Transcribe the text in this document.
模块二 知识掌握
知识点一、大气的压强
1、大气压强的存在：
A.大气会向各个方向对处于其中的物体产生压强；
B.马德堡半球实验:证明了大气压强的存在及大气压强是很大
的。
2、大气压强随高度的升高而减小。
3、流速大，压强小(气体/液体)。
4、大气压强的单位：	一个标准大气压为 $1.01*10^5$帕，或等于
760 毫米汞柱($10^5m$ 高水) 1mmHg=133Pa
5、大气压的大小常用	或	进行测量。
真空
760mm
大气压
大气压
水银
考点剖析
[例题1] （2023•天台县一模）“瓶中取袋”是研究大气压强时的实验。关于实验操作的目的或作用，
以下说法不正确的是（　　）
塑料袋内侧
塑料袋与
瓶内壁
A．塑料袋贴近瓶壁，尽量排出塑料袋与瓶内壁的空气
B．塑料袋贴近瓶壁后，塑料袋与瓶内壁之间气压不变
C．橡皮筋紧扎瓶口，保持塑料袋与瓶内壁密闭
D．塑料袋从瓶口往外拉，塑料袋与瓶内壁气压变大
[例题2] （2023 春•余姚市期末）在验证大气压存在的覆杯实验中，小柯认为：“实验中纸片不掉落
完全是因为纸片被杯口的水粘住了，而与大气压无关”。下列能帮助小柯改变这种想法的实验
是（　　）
____________
→ **The problem**: Write the data back out verbatim.

→ **Complete output**:
Transcribe the text in this document.
模块二 知识掌握
知识点一、大气的压强
1、大气压强的存在：
A.大气会向各个方向对处于其中的物体产生压强；
B.马德堡半球实验:证明了大气压强的存在及大气压强是很大
的。
2、大气压强随高度的升高而减小。
3、流速大，压强小(气体/液体)。
4、大气压强的单位：	一个标准大气压为 $1.01*10^5$帕，或等于
760 毫米汞柱($10^5m$ 高水) 1mmHg=133Pa
5、大气压的大小常用	或	进行测量。
真空
760mm
大气压
大气压
水银
考点剖析
[例题1] （2023•天台县一模）“瓶中取袋”是研究大气压强时的实验。关于实验操作的目的或作用，
以下说法不正确的是（　　）
塑料袋内侧
塑料袋与
瓶内壁
A．塑料袋贴近瓶壁，尽量排出塑料袋与瓶内壁的空气
B．塑料袋贴近瓶壁后，塑料袋与瓶内壁之间气压不变
C．橡皮筋紧扎瓶口，保持塑料袋与瓶内壁密闭
D．塑料袋从瓶口往外拉，塑料袋与瓶内壁气压变大
[例题2] （2023 春•余姚市期末）在验证大气压存在的覆杯实验中，小柯认为：“实验中纸片不掉落
完全是因为纸片被杯口的水粘住了，而与大气压无关”。下列能帮助小柯改变这种想法的实验
是（　　）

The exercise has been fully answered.